BEGIN Records provided

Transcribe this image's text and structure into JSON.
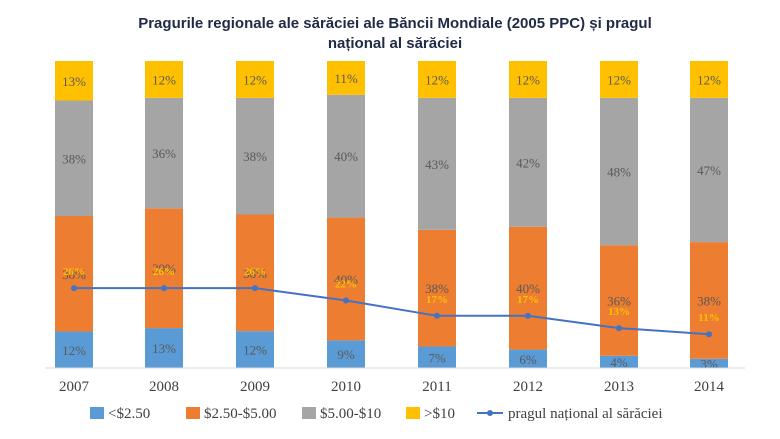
{
  "chart_data": {
    "type": "bar",
    "stacked": true,
    "title_lines": [
      "Pragurile regionale ale sărăciei ale Băncii Mondiale (2005 PPC) și pragul",
      "național al sărăciei"
    ],
    "categories": [
      "2007",
      "2008",
      "2009",
      "2010",
      "2011",
      "2012",
      "2013",
      "2014"
    ],
    "series": [
      {
        "name": "<$2.50",
        "color": "#5b9bd5",
        "values": [
          12,
          13,
          12,
          9,
          7,
          6,
          4,
          3
        ],
        "labels": [
          "12%",
          "13%",
          "12%",
          "9%",
          "7%",
          "6%",
          "4%",
          "3%"
        ]
      },
      {
        "name": "$2.50-$5.00",
        "color": "#ed7d31",
        "values": [
          38,
          39,
          38,
          40,
          38,
          40,
          36,
          38
        ],
        "labels": [
          "38%",
          "39%",
          "38%",
          "40%",
          "38%",
          "40%",
          "36%",
          "38%"
        ]
      },
      {
        "name": "$5.00-$10",
        "color": "#a5a5a5",
        "values": [
          38,
          36,
          38,
          40,
          43,
          42,
          48,
          47
        ],
        "labels": [
          "38%",
          "36%",
          "38%",
          "40%",
          "43%",
          "42%",
          "48%",
          "47%"
        ]
      },
      {
        "name": ">$10",
        "color": "#ffc000",
        "values": [
          13,
          12,
          12,
          11,
          12,
          12,
          12,
          12
        ],
        "labels": [
          "13%",
          "12%",
          "12%",
          "11%",
          "12%",
          "12%",
          "12%",
          "12%"
        ]
      }
    ],
    "line_series": {
      "name": "pragul național al sărăciei",
      "color": "#4472c4",
      "values": [
        26,
        26,
        26,
        22,
        17,
        17,
        13,
        11
      ],
      "labels": [
        "26%",
        "26%",
        "26%",
        "22%",
        "17%",
        "17%",
        "13%",
        "11%"
      ]
    },
    "ylim": [
      0,
      100
    ],
    "grid": false,
    "legend_position": "bottom"
  }
}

END Records provided

[Short exercise]: Set the listing down in full and exactly. Pictures within it should not appear in the copy.

[Answer to this problem]:
Transcribe this image's text and structure into JSON.
{
  "chart_data": {
    "type": "bar",
    "stacked": true,
    "title_lines": [
      "Pragurile regionale ale sărăciei ale Băncii Mondiale (2005 PPC) și pragul",
      "național al sărăciei"
    ],
    "categories": [
      "2007",
      "2008",
      "2009",
      "2010",
      "2011",
      "2012",
      "2013",
      "2014"
    ],
    "series": [
      {
        "name": "<$2.50",
        "color": "#5b9bd5",
        "values": [
          12,
          13,
          12,
          9,
          7,
          6,
          4,
          3
        ],
        "labels": [
          "12%",
          "13%",
          "12%",
          "9%",
          "7%",
          "6%",
          "4%",
          "3%"
        ]
      },
      {
        "name": "$2.50-$5.00",
        "color": "#ed7d31",
        "values": [
          38,
          39,
          38,
          40,
          38,
          40,
          36,
          38
        ],
        "labels": [
          "38%",
          "39%",
          "38%",
          "40%",
          "38%",
          "40%",
          "36%",
          "38%"
        ]
      },
      {
        "name": "$5.00-$10",
        "color": "#a5a5a5",
        "values": [
          38,
          36,
          38,
          40,
          43,
          42,
          48,
          47
        ],
        "labels": [
          "38%",
          "36%",
          "38%",
          "40%",
          "43%",
          "42%",
          "48%",
          "47%"
        ]
      },
      {
        "name": ">$10",
        "color": "#ffc000",
        "values": [
          13,
          12,
          12,
          11,
          12,
          12,
          12,
          12
        ],
        "labels": [
          "13%",
          "12%",
          "12%",
          "11%",
          "12%",
          "12%",
          "12%",
          "12%"
        ]
      }
    ],
    "line_series": {
      "name": "pragul național al sărăciei",
      "color": "#4472c4",
      "values": [
        26,
        26,
        26,
        22,
        17,
        17,
        13,
        11
      ],
      "labels": [
        "26%",
        "26%",
        "26%",
        "22%",
        "17%",
        "17%",
        "13%",
        "11%"
      ]
    },
    "ylim": [
      0,
      100
    ],
    "grid": false,
    "legend_position": "bottom"
  }
}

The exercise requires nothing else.